* [Data for the task]
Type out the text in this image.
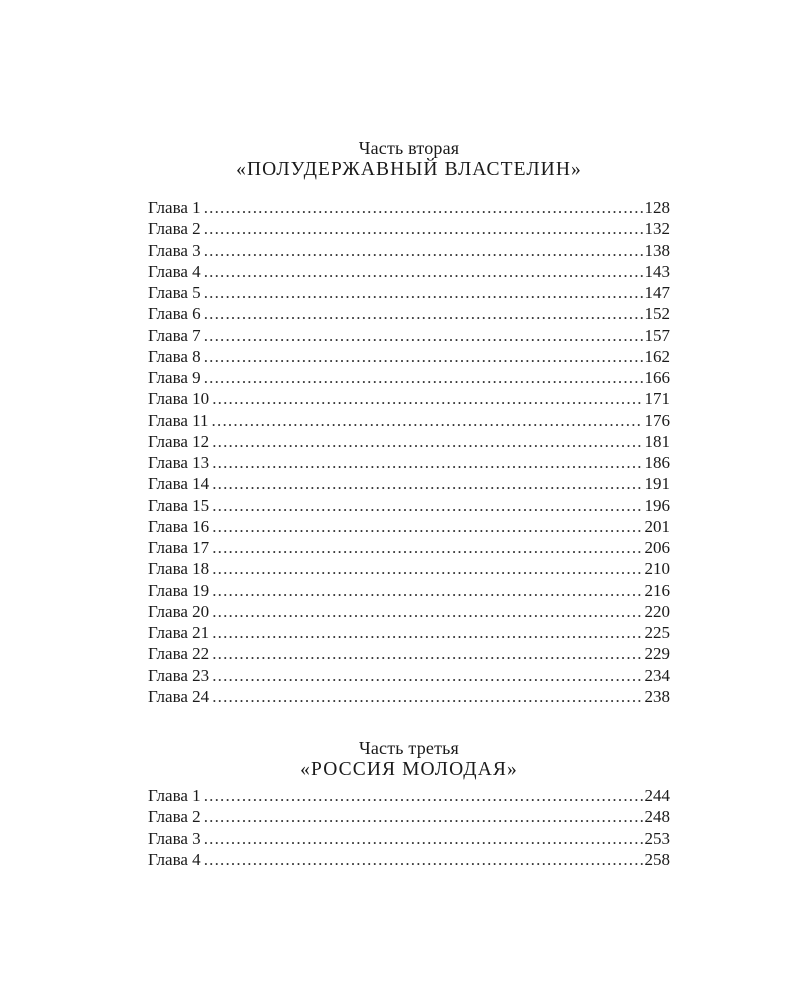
Часть вторая
«ПОЛУДЕРЖАВНЫЙ ВЛАСТЕЛИН»
Глава 1 .....	128
Глава 2 .....	132
Глава 3 .....	138
Глава 4 .....	143
Глава 5 .....	147
Глава 6 .....	152
Глава 7 .....	157
Глава 8 .....	162
Глава 9 .....	166
Глава 10 .....	171
Глава 11 .....	176
Глава 12 .....	181
Глава 13 .....	186
Глава 14 .....	191
Глава 15 .....	196
Глава 16 .....	201
Глава 17 .....	206
Глава 18 .....	210
Глава 19 .....	216
Глава 20 .....	220
Глава 21 .....	225
Глава 22 .....	229
Глава 23 .....	234
Глава 24 .....	238
Часть третья
«РОССИЯ МОЛОДАЯ»
Глава 1 .....	244
Глава 2 .....	248
Глава 3 .....	253
Глава 4 .....	258
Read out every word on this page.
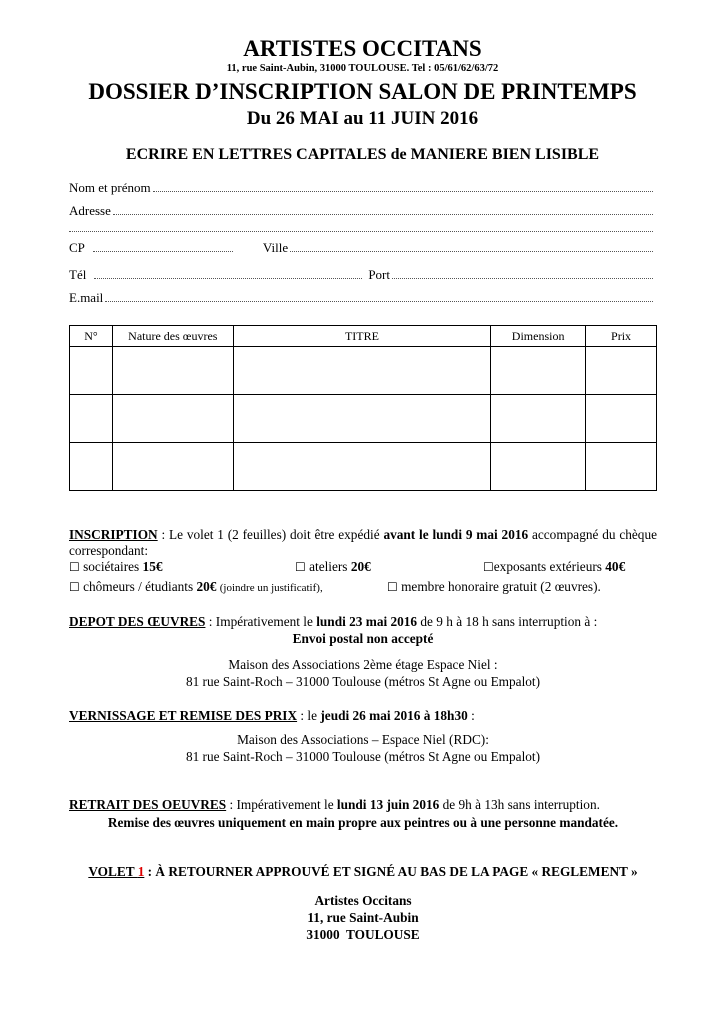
ARTISTES OCCITANS
11, rue Saint-Aubin, 31000 TOULOUSE. Tel : 05/61/62/63/72
DOSSIER D’INSCRIPTION SALON DE PRINTEMPS
Du 26 MAI au 11 JUIN 2016
ECRIRE EN LETTRES CAPITALES de MANIERE BIEN LISIBLE
Nom et prénom
Adresse
CP	Ville
Tél	Port
E.mail
N°	Nature des œuvres	TITRE	Dimension	Prix

INSCRIPTION : Le volet 1 (2 feuilles) doit être expédié avant le lundi 9 mai 2016 accompagné du chèque correspondant:
☐ sociétaires 15€	☐ ateliers 20€	☐exposants extérieurs 40€
☐ chômeurs / étudiants 20€ (joindre un justificatif),	☐ membre honoraire gratuit (2 œuvres).
DEPOT DES ŒUVRES : Impérativement le lundi 23 mai 2016 de 9 h à 18 h sans interruption à :
Envoi postal non accepté
Maison des Associations 2ème étage Espace Niel :
81 rue Saint-Roch – 31000 Toulouse (métros St Agne ou Empalot)
VERNISSAGE ET REMISE DES PRIX : le jeudi 26 mai 2016 à 18h30 :
Maison des Associations – Espace Niel (RDC):
81 rue Saint-Roch – 31000 Toulouse (métros St Agne ou Empalot)
RETRAIT DES OEUVRES : Impérativement le lundi 13 juin 2016 de 9h à 13h sans interruption.
Remise des œuvres uniquement en main propre aux peintres ou à une personne mandatée.
VOLET 1 : À RETOURNER APPROUVÉ ET SIGNÉ AU BAS DE LA PAGE « REGLEMENT »
Artistes Occitans
11, rue Saint-Aubin
31000  TOULOUSE
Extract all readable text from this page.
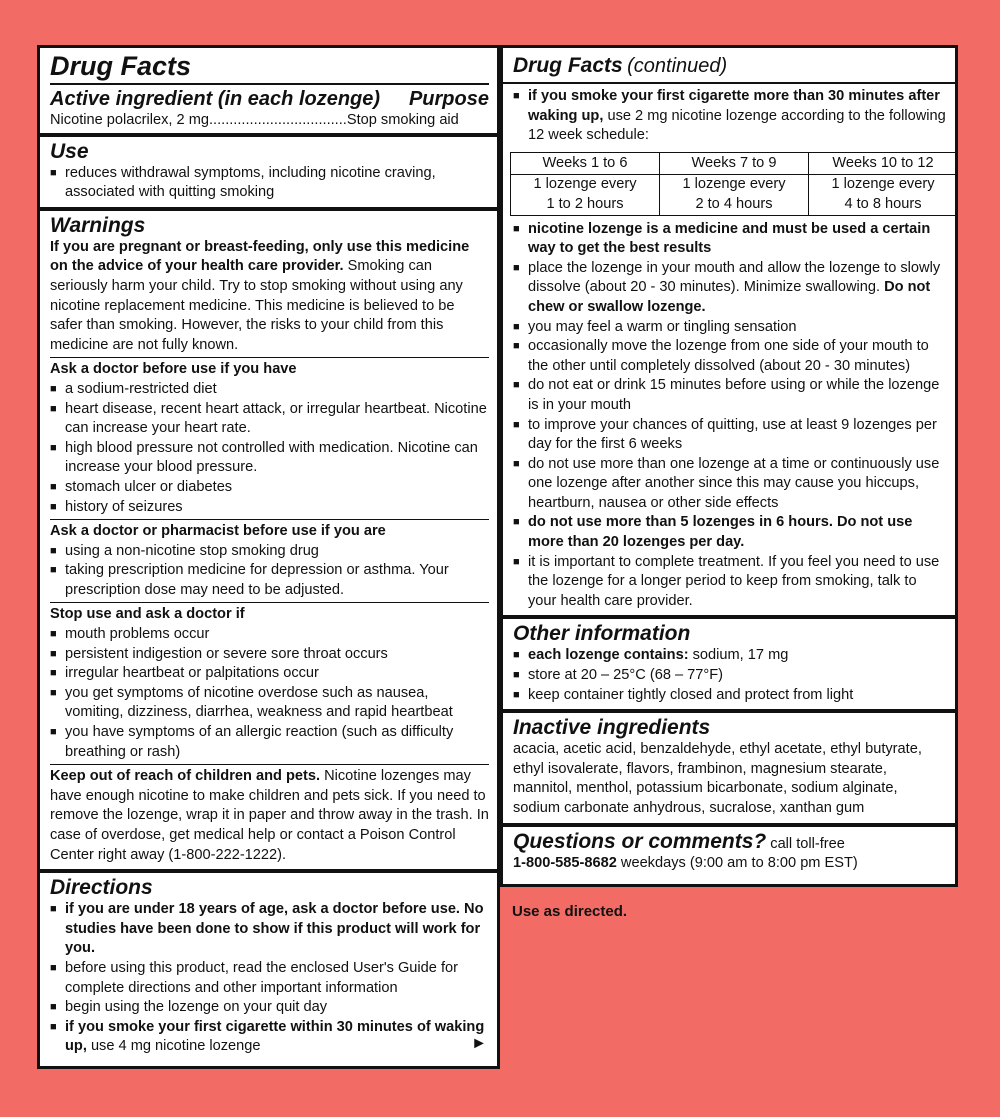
Drug Facts
Active ingredient (in each lozenge) Purpose
Nicotine polacrilex, 2 mg..................................Stop smoking aid
Use
■ reduces withdrawal symptoms, including nicotine craving, associated with quitting smoking
Warnings
If you are pregnant or breast-feeding, only use this medicine on the advice of your health care provider. Smoking can seriously harm your child. Try to stop smoking without using any nicotine replacement medicine. This medicine is believed to be safer than smoking. However, the risks to your child from this medicine are not fully known.
Ask a doctor before use if you have
■ a sodium-restricted diet
■ heart disease, recent heart attack, or irregular heartbeat. Nicotine can increase your heart rate.
■ high blood pressure not controlled with medication. Nicotine can increase your blood pressure.
■ stomach ulcer or diabetes
■ history of seizures
Ask a doctor or pharmacist before use if you are
■ using a non-nicotine stop smoking drug
■ taking prescription medicine for depression or asthma. Your prescription dose may need to be adjusted.
Stop use and ask a doctor if
■ mouth problems occur
■ persistent indigestion or severe sore throat occurs
■ irregular heartbeat or palpitations occur
■ you get symptoms of nicotine overdose such as nausea, vomiting, dizziness, diarrhea, weakness and rapid heartbeat
■ you have symptoms of an allergic reaction (such as difficulty breathing or rash)
Keep out of reach of children and pets. Nicotine lozenges may have enough nicotine to make children and pets sick. If you need to remove the lozenge, wrap it in paper and throw away in the trash. In case of overdose, get medical help or contact a Poison Control Center right away (1-800-222-1222).
Directions
■ if you are under 18 years of age, ask a doctor before use. No studies have been done to show if this product will work for you.
■ before using this product, read the enclosed User's Guide for complete directions and other important information
■ begin using the lozenge on your quit day
■ if you smoke your first cigarette within 30 minutes of waking up, use 4 mg nicotine lozenge	►
Drug Facts (continued)
■ if you smoke your first cigarette more than 30 minutes after waking up, use 2 mg nicotine lozenge according to the following 12 week schedule:
Weeks 1 to 6	Weeks 7 to 9	Weeks 10 to 12
1 lozenge every 1 to 2 hours	1 lozenge every 2 to 4 hours	1 lozenge every 4 to 8 hours
■ nicotine lozenge is a medicine and must be used a certain way to get the best results
■ place the lozenge in your mouth and allow the lozenge to slowly dissolve (about 20 - 30 minutes). Minimize swallowing. Do not chew or swallow lozenge.
■ you may feel a warm or tingling sensation
■ occasionally move the lozenge from one side of your mouth to the other until completely dissolved (about 20 - 30 minutes)
■ do not eat or drink 15 minutes before using or while the lozenge is in your mouth
■ to improve your chances of quitting, use at least 9 lozenges per day for the first 6 weeks
■ do not use more than one lozenge at a time or continuously use one lozenge after another since this may cause you hiccups, heartburn, nausea or other side effects
■ do not use more than 5 lozenges in 6 hours. Do not use more than 20 lozenges per day.
■ it is important to complete treatment. If you feel you need to use the lozenge for a longer period to keep from smoking, talk to your health care provider.
Other information
■ each lozenge contains: sodium, 17 mg
■ store at 20 – 25°C (68 – 77°F)
■ keep container tightly closed and protect from light
Inactive ingredients
acacia, acetic acid, benzaldehyde, ethyl acetate, ethyl butyrate, ethyl isovalerate, flavors, frambinon, magnesium stearate, mannitol, menthol, potassium bicarbonate, sodium alginate, sodium carbonate anhydrous, sucralose, xanthan gum
Questions or comments? call toll-free
1-800-585-8682 weekdays (9:00 am to 8:00 pm EST)
Use as directed.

* [Work to complete]
Only lines with the word "interruption" are wanted, so copy each one from the records.

* [Exercise answer]
DEPOT DES ŒUVRES : Impérativement le lundi 23 mai 2016 de 9 h à 18 h sans interruption à :
RETRAIT DES OEUVRES : Impérativement le lundi 13 juin 2016 de 9h à 13h sans interruption.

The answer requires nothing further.